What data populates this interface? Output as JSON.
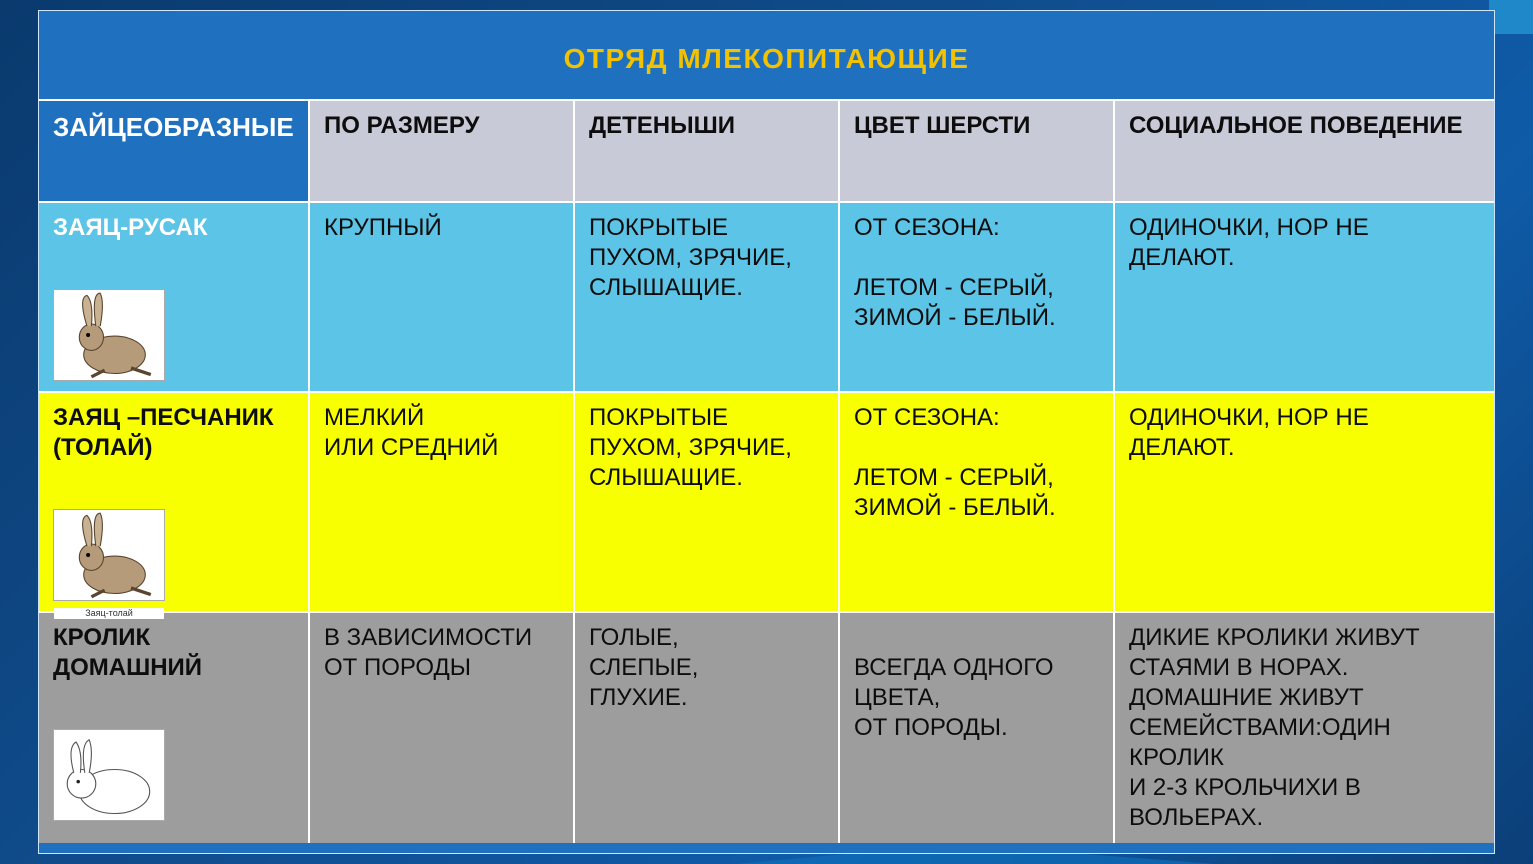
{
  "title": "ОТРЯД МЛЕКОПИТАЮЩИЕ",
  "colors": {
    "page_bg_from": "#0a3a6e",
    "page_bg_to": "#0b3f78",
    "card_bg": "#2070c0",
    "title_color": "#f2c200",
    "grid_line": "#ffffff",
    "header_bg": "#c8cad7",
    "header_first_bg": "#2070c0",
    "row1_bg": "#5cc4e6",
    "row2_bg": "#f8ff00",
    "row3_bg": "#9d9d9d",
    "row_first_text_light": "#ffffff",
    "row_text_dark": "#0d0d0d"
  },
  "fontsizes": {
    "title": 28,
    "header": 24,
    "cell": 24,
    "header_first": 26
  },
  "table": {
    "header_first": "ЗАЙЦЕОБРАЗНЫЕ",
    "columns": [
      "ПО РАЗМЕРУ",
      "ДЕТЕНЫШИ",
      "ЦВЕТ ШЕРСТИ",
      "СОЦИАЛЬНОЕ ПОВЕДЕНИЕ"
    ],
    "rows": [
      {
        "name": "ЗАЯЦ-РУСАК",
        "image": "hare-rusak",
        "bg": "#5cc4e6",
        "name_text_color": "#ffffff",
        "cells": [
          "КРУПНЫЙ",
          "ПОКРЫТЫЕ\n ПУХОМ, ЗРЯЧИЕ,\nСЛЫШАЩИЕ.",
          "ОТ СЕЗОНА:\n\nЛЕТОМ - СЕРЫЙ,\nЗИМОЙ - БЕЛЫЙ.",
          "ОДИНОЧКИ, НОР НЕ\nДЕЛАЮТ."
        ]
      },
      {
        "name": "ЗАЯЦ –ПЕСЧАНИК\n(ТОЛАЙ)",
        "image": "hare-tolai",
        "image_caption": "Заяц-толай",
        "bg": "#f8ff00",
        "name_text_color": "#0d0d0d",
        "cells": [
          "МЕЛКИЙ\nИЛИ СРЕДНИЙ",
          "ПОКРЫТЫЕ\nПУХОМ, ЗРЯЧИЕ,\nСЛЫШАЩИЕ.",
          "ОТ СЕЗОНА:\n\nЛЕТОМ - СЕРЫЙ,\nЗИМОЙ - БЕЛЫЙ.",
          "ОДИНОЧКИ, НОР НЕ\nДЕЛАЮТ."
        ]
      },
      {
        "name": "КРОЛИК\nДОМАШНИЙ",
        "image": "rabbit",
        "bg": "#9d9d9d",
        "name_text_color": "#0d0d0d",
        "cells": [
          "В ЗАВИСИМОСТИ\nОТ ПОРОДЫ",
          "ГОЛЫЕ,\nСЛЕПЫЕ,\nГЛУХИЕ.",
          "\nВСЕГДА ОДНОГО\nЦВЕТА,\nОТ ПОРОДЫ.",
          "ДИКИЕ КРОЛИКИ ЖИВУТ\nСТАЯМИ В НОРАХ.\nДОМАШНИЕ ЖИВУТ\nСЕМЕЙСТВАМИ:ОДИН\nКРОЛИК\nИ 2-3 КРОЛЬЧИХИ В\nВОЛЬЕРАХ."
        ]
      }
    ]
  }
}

※ ※ ※

» **Instructions for the task**: Quote the entries above word for word. Leave the images out.

» **Answer to this task**:
What data populates this interface? Output as JSON.
{
  "title": "ОТРЯД МЛЕКОПИТАЮЩИЕ",
  "colors": {
    "page_bg_from": "#0a3a6e",
    "page_bg_to": "#0b3f78",
    "card_bg": "#2070c0",
    "title_color": "#f2c200",
    "grid_line": "#ffffff",
    "header_bg": "#c8cad7",
    "header_first_bg": "#2070c0",
    "row1_bg": "#5cc4e6",
    "row2_bg": "#f8ff00",
    "row3_bg": "#9d9d9d",
    "row_first_text_light": "#ffffff",
    "row_text_dark": "#0d0d0d"
  },
  "fontsizes": {
    "title": 28,
    "header": 24,
    "cell": 24,
    "header_first": 26
  },
  "table": {
    "header_first": "ЗАЙЦЕОБРАЗНЫЕ",
    "columns": [
      "ПО РАЗМЕРУ",
      "ДЕТЕНЫШИ",
      "ЦВЕТ ШЕРСТИ",
      "СОЦИАЛЬНОЕ ПОВЕДЕНИЕ"
    ],
    "rows": [
      {
        "name": "ЗАЯЦ-РУСАК",
        "image": "hare-rusak",
        "bg": "#5cc4e6",
        "name_text_color": "#ffffff",
        "cells": [
          "КРУПНЫЙ",
          "ПОКРЫТЫЕ\n ПУХОМ, ЗРЯЧИЕ,\nСЛЫШАЩИЕ.",
          "ОТ СЕЗОНА:\n\nЛЕТОМ - СЕРЫЙ,\nЗИМОЙ - БЕЛЫЙ.",
          "ОДИНОЧКИ, НОР НЕ\nДЕЛАЮТ."
        ]
      },
      {
        "name": "ЗАЯЦ –ПЕСЧАНИК\n(ТОЛАЙ)",
        "image": "hare-tolai",
        "image_caption": "Заяц-толай",
        "bg": "#f8ff00",
        "name_text_color": "#0d0d0d",
        "cells": [
          "МЕЛКИЙ\nИЛИ СРЕДНИЙ",
          "ПОКРЫТЫЕ\nПУХОМ, ЗРЯЧИЕ,\nСЛЫШАЩИЕ.",
          "ОТ СЕЗОНА:\n\nЛЕТОМ - СЕРЫЙ,\nЗИМОЙ - БЕЛЫЙ.",
          "ОДИНОЧКИ, НОР НЕ\nДЕЛАЮТ."
        ]
      },
      {
        "name": "КРОЛИК\nДОМАШНИЙ",
        "image": "rabbit",
        "bg": "#9d9d9d",
        "name_text_color": "#0d0d0d",
        "cells": [
          "В ЗАВИСИМОСТИ\nОТ ПОРОДЫ",
          "ГОЛЫЕ,\nСЛЕПЫЕ,\nГЛУХИЕ.",
          "\nВСЕГДА ОДНОГО\nЦВЕТА,\nОТ ПОРОДЫ.",
          "ДИКИЕ КРОЛИКИ ЖИВУТ\nСТАЯМИ В НОРАХ.\nДОМАШНИЕ ЖИВУТ\nСЕМЕЙСТВАМИ:ОДИН\nКРОЛИК\nИ 2-3 КРОЛЬЧИХИ В\nВОЛЬЕРАХ."
        ]
      }
    ]
  }
}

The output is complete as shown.